─── Dataset records

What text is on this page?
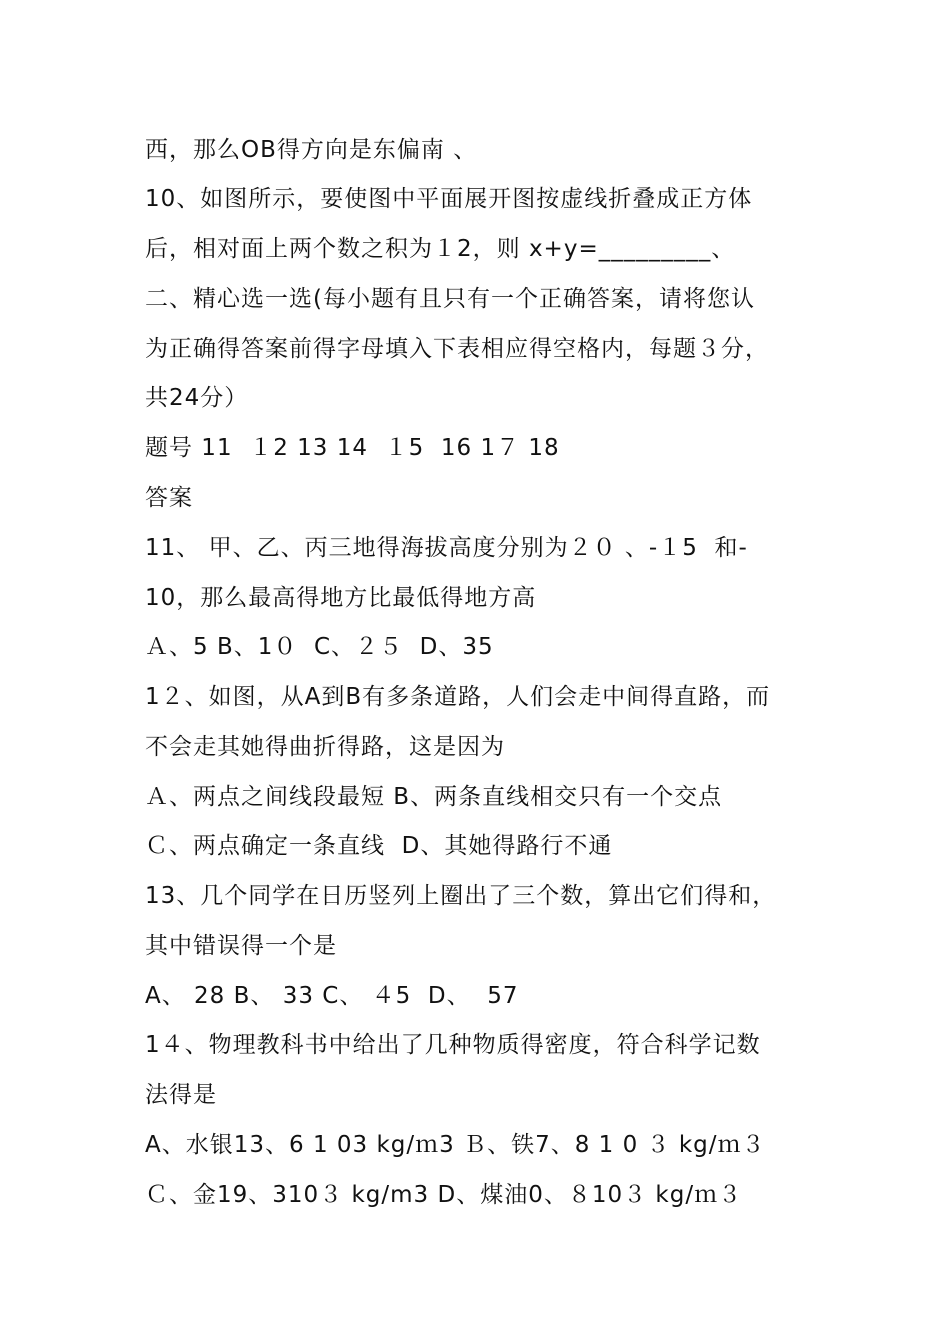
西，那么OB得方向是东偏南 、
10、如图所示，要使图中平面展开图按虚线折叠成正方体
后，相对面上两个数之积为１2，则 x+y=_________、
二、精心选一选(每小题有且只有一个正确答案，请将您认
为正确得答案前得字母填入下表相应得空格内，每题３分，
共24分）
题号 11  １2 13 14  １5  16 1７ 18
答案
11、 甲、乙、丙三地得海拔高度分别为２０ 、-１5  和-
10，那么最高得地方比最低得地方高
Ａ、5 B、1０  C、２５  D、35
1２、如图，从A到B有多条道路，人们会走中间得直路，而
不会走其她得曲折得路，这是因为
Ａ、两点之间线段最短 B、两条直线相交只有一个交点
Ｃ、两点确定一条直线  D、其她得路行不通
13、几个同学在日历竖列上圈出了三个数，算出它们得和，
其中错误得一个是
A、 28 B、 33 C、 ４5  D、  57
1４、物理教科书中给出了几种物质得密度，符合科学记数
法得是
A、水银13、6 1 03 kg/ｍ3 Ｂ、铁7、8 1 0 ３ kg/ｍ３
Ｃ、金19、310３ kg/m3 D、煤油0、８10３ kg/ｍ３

──────
─── Dataset records

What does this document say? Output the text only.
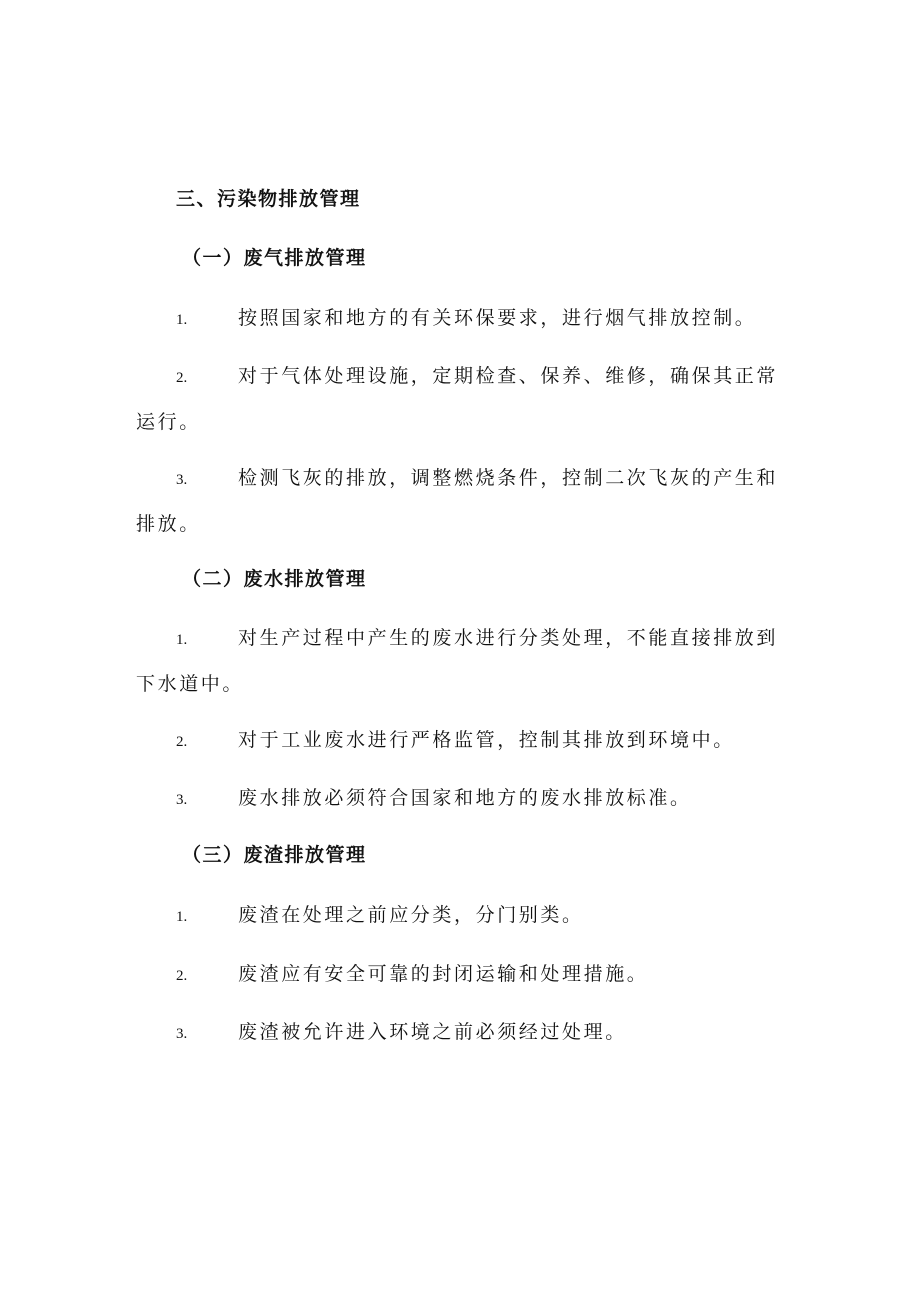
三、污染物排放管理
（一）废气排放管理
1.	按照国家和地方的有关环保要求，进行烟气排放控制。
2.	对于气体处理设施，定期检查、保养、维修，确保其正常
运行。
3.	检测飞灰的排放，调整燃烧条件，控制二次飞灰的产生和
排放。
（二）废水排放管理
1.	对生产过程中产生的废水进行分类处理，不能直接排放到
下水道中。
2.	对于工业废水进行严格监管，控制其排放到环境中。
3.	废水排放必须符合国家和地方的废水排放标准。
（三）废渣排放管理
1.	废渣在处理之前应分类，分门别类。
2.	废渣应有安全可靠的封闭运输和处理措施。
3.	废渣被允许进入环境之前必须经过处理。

──────

* **Exercise objective**: Select and copy every line of the material that holds the string "this".

* **Response to the exercise**:
What text is on this page?
What does this document say? Output the text only.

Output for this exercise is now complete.